[Short exercise]
Each entry below should be reproduced character for character.

------------

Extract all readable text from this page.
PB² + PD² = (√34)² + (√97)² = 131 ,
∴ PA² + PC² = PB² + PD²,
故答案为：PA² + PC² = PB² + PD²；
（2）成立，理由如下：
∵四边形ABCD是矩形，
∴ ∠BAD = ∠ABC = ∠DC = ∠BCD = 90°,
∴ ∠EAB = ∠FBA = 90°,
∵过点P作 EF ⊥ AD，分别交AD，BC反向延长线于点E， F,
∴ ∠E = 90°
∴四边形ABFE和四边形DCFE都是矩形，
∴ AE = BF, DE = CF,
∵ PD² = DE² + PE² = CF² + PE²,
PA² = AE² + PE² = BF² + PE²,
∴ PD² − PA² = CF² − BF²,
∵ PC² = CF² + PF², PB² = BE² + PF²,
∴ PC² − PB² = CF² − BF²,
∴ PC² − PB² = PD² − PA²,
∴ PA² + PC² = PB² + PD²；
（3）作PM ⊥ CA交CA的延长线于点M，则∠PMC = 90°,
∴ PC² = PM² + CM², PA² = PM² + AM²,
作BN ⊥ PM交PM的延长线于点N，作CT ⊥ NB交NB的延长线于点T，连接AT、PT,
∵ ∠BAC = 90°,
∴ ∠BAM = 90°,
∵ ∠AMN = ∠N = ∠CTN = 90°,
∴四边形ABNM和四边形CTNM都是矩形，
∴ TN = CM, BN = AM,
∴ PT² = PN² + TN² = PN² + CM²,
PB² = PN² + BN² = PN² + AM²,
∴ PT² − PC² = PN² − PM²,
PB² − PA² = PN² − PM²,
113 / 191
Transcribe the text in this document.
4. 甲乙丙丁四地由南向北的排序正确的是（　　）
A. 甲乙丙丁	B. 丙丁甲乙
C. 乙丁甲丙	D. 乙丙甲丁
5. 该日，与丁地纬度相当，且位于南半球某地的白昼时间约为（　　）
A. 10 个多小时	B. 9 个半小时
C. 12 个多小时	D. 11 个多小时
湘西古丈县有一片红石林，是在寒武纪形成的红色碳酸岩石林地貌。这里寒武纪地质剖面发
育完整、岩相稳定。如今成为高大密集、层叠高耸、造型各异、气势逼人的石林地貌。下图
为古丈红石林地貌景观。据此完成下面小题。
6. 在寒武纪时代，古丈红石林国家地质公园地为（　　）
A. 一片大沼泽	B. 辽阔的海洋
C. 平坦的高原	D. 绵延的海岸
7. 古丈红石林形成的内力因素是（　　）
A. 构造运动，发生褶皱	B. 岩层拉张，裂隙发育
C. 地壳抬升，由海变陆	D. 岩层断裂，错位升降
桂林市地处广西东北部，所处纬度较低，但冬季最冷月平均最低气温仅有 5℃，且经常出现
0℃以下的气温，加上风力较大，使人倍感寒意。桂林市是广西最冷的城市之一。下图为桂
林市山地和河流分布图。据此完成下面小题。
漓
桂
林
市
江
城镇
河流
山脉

------------

[Expected answer]
Extract all readable text from this page.
PB² + PD² = (√34)² + (√97)² = 131 ,
∴ PA² + PC² = PB² + PD²,
故答案为：PA² + PC² = PB² + PD²；
（2）成立，理由如下：
∵四边形ABCD是矩形，
∴ ∠BAD = ∠ABC = ∠DC = ∠BCD = 90°,
∴ ∠EAB = ∠FBA = 90°,
∵过点P作 EF ⊥ AD，分别交AD，BC反向延长线于点E， F,
∴ ∠E = 90°
∴四边形ABFE和四边形DCFE都是矩形，
∴ AE = BF, DE = CF,
∵ PD² = DE² + PE² = CF² + PE²,
PA² = AE² + PE² = BF² + PE²,
∴ PD² − PA² = CF² − BF²,
∵ PC² = CF² + PF², PB² = BE² + PF²,
∴ PC² − PB² = CF² − BF²,
∴ PC² − PB² = PD² − PA²,
∴ PA² + PC² = PB² + PD²；
（3）作PM ⊥ CA交CA的延长线于点M，则∠PMC = 90°,
∴ PC² = PM² + CM², PA² = PM² + AM²,
作BN ⊥ PM交PM的延长线于点N，作CT ⊥ NB交NB的延长线于点T，连接AT、PT,
∵ ∠BAC = 90°,
∴ ∠BAM = 90°,
∵ ∠AMN = ∠N = ∠CTN = 90°,
∴四边形ABNM和四边形CTNM都是矩形，
∴ TN = CM, BN = AM,
∴ PT² = PN² + TN² = PN² + CM²,
PB² = PN² + BN² = PN² + AM²,
∴ PT² − PC² = PN² − PM²,
PB² − PA² = PN² − PM²,
113 / 191
Transcribe the text in this document.
4. 甲乙丙丁四地由南向北的排序正确的是（　　）
A. 甲乙丙丁	B. 丙丁甲乙
C. 乙丁甲丙	D. 乙丙甲丁
5. 该日，与丁地纬度相当，且位于南半球某地的白昼时间约为（　　）
A. 10 个多小时	B. 9 个半小时
C. 12 个多小时	D. 11 个多小时
湘西古丈县有一片红石林，是在寒武纪形成的红色碳酸岩石林地貌。这里寒武纪地质剖面发
育完整、岩相稳定。如今成为高大密集、层叠高耸、造型各异、气势逼人的石林地貌。下图
为古丈红石林地貌景观。据此完成下面小题。
6. 在寒武纪时代，古丈红石林国家地质公园地为（　　）
A. 一片大沼泽	B. 辽阔的海洋
C. 平坦的高原	D. 绵延的海岸
7. 古丈红石林形成的内力因素是（　　）
A. 构造运动，发生褶皱	B. 岩层拉张，裂隙发育
C. 地壳抬升，由海变陆	D. 岩层断裂，错位升降
桂林市地处广西东北部，所处纬度较低，但冬季最冷月平均最低气温仅有 5℃，且经常出现
0℃以下的气温，加上风力较大，使人倍感寒意。桂林市是广西最冷的城市之一。下图为桂
林市山地和河流分布图。据此完成下面小题。
漓
桂
林
市
江
城镇
河流
山脉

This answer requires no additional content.